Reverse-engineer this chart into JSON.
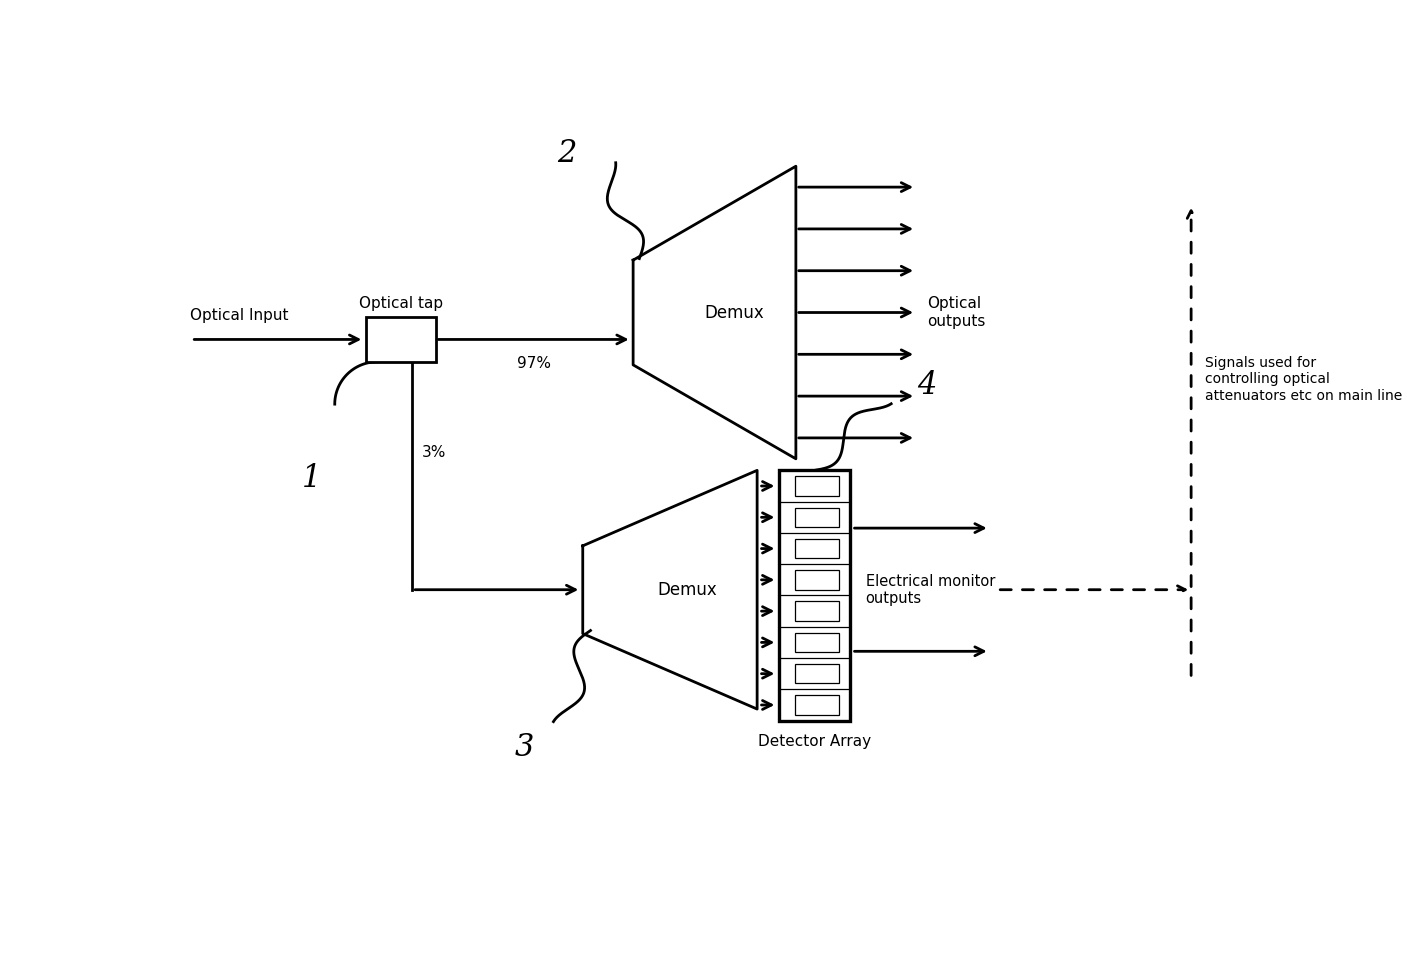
{
  "bg_color": "#ffffff",
  "line_color": "#000000",
  "figsize": [
    14.07,
    9.68
  ],
  "dpi": 100,
  "labels": {
    "optical_input": "Optical Input",
    "optical_tap": "Optical tap",
    "pct97": "97%",
    "pct3": "3%",
    "demux_upper": "Demux",
    "demux_lower": "Demux",
    "optical_outputs": "Optical\noutputs",
    "electrical_monitor": "Electrical monitor\noutputs",
    "detector_array": "Detector Array",
    "signals_used": "Signals used for\ncontrolling optical\nattenuators etc on main line",
    "label1": "1",
    "label2": "2",
    "label3": "3",
    "label4": "4"
  }
}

▸ **WHAT YOU HAVE TO DO**:
Without the pictures, restate all the entries above exactly.

▸ **SOLUTION FOR THIS TASK**:
Reverse-engineer this chart into JSON.
{
  "bg_color": "#ffffff",
  "line_color": "#000000",
  "figsize": [
    14.07,
    9.68
  ],
  "dpi": 100,
  "labels": {
    "optical_input": "Optical Input",
    "optical_tap": "Optical tap",
    "pct97": "97%",
    "pct3": "3%",
    "demux_upper": "Demux",
    "demux_lower": "Demux",
    "optical_outputs": "Optical\noutputs",
    "electrical_monitor": "Electrical monitor\noutputs",
    "detector_array": "Detector Array",
    "signals_used": "Signals used for\ncontrolling optical\nattenuators etc on main line",
    "label1": "1",
    "label2": "2",
    "label3": "3",
    "label4": "4"
  }
}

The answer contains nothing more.